START SUPPLIED ENTRIES

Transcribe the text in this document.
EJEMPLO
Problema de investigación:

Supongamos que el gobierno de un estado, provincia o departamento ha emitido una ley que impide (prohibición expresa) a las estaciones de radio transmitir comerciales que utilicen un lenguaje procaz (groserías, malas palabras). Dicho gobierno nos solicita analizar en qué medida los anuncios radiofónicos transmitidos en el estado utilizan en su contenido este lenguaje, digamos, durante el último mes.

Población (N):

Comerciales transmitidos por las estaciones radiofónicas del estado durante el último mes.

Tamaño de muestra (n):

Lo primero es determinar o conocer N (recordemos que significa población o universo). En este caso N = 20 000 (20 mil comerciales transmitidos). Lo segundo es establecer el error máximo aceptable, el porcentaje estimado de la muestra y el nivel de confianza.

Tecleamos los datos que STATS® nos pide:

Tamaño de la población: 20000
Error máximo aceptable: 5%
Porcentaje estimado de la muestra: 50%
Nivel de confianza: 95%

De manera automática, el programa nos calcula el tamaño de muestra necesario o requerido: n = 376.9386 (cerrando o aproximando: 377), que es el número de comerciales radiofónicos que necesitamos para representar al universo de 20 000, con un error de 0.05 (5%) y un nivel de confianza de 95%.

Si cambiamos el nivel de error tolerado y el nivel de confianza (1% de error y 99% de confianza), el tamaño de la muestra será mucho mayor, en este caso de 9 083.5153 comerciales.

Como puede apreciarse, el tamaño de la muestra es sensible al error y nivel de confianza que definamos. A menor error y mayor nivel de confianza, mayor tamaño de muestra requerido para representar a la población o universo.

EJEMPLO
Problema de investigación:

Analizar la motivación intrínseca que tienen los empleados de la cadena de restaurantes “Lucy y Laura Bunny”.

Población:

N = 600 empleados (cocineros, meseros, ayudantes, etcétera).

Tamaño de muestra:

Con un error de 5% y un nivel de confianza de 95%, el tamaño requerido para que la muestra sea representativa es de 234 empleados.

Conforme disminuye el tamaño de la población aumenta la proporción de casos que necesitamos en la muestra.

END SUPPLIED ENTRIES

▸ **TASK BRIEF**: Go through the records line by line and count those containing the string "para". Give only the total.

▸ **WRITTEN REPLY**: 3